→ The task: Reproduce word for word the lines of the listing below, starting with its first line and going on through the line that contains "72, 688, 87]".
______________________________
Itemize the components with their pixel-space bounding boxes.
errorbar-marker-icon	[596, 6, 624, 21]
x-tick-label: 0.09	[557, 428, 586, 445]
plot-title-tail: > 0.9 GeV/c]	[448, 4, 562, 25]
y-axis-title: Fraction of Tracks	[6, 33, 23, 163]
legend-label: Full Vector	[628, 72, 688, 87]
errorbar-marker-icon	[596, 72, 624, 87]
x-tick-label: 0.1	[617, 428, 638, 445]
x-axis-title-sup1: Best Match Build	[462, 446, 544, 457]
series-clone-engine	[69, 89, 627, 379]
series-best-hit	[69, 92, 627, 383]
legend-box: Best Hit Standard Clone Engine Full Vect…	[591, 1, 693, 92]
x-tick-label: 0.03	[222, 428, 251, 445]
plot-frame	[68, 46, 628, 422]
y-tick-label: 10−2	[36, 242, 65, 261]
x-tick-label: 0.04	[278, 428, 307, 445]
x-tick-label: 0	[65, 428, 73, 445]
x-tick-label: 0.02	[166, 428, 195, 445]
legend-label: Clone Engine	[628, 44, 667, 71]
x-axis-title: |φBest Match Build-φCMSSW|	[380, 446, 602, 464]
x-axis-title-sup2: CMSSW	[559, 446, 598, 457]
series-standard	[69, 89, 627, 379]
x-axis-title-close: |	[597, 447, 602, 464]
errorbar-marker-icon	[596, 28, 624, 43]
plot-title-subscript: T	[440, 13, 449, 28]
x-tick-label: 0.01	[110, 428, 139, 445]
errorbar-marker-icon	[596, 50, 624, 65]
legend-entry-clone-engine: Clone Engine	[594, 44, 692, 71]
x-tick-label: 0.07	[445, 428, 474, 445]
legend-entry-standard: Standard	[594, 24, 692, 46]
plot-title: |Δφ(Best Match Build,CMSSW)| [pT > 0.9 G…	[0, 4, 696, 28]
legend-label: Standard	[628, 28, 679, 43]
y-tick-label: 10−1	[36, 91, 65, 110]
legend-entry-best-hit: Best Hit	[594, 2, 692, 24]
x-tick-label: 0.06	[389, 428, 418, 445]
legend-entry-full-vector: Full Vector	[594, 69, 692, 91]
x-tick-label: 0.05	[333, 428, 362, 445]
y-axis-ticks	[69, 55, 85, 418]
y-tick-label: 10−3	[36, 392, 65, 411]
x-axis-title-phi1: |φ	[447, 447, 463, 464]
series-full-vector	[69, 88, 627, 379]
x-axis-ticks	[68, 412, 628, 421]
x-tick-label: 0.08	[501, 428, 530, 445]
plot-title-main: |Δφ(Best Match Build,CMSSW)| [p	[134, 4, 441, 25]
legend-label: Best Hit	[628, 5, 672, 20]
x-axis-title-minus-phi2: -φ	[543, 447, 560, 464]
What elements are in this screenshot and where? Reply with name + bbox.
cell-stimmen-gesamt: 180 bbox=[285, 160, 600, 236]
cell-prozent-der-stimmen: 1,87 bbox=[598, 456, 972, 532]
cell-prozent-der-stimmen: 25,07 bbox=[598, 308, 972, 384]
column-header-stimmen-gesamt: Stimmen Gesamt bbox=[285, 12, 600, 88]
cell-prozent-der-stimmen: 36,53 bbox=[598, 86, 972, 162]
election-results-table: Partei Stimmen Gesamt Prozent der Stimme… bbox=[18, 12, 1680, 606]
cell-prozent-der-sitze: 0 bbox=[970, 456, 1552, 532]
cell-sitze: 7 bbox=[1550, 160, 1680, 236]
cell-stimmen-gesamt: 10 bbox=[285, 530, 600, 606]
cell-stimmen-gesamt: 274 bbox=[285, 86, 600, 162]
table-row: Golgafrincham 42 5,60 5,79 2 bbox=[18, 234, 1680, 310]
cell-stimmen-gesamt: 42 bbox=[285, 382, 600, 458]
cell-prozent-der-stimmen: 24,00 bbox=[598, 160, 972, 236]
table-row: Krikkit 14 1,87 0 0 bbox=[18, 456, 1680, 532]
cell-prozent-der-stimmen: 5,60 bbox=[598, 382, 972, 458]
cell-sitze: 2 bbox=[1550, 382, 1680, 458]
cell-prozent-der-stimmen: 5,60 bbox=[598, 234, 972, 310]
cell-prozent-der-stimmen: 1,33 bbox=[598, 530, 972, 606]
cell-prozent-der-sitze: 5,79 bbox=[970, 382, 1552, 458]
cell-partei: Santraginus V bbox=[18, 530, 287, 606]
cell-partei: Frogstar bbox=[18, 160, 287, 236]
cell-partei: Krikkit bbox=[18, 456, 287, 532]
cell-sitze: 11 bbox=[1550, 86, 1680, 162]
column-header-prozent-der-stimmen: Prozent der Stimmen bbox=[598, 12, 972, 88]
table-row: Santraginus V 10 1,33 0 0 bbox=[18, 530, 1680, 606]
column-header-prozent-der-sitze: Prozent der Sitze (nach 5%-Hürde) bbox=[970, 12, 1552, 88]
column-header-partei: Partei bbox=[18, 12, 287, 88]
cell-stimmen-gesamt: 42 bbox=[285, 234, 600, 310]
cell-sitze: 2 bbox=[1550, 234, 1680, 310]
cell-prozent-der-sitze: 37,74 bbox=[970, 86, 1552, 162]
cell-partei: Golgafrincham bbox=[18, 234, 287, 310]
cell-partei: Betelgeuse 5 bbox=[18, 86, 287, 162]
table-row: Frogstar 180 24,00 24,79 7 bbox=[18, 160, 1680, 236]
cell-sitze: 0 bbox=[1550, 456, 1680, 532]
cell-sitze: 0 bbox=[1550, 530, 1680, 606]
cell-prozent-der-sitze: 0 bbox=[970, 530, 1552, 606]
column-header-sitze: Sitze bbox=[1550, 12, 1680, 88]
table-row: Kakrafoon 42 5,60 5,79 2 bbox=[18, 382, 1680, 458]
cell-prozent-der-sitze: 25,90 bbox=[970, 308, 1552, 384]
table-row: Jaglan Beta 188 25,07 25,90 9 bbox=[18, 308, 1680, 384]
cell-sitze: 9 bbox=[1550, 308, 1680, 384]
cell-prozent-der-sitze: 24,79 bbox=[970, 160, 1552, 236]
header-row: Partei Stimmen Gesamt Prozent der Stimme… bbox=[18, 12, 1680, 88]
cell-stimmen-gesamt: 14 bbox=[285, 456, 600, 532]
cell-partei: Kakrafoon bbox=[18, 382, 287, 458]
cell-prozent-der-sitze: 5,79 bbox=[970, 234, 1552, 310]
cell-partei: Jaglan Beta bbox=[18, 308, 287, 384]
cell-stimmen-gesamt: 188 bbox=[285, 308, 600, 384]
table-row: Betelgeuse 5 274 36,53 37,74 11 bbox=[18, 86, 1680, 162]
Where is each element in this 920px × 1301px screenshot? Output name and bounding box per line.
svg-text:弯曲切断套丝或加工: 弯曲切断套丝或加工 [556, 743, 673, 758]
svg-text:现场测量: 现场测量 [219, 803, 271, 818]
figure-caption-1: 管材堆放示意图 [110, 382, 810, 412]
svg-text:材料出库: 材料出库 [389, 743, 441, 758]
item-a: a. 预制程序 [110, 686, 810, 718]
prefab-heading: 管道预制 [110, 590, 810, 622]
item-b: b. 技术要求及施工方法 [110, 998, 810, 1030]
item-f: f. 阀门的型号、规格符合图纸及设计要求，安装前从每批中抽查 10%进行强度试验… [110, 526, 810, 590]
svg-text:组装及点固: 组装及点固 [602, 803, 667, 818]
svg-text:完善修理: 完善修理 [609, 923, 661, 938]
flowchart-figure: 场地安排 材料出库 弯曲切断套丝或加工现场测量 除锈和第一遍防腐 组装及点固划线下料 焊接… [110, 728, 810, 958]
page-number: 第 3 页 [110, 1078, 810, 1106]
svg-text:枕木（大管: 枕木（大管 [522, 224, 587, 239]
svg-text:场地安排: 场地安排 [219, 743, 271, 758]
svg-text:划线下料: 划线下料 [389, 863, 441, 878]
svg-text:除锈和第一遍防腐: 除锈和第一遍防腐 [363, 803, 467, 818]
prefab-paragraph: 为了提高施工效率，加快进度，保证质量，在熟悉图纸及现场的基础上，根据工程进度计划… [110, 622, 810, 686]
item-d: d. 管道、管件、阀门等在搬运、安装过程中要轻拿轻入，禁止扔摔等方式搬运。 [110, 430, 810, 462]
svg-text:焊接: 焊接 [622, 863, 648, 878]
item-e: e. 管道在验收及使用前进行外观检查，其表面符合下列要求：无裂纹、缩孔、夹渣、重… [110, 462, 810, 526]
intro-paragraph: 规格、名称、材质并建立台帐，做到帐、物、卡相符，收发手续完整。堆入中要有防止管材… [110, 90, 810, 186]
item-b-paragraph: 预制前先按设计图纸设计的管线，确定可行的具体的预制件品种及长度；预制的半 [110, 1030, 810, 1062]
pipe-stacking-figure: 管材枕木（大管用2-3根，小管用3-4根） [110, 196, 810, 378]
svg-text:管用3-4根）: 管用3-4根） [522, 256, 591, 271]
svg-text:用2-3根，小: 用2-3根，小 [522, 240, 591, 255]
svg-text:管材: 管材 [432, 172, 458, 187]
______________________________
→ The completed task:
Itemize the components with their pixel-space bounding boxes.
errorbar-marker-icon	[596, 6, 624, 21]
x-tick-label: 0.09	[557, 428, 586, 445]
plot-title-tail: > 0.9 GeV/c]	[448, 4, 562, 25]
y-axis-title: Fraction of Tracks	[6, 33, 23, 163]
legend-label: Full Vector	[628, 72, 688, 87]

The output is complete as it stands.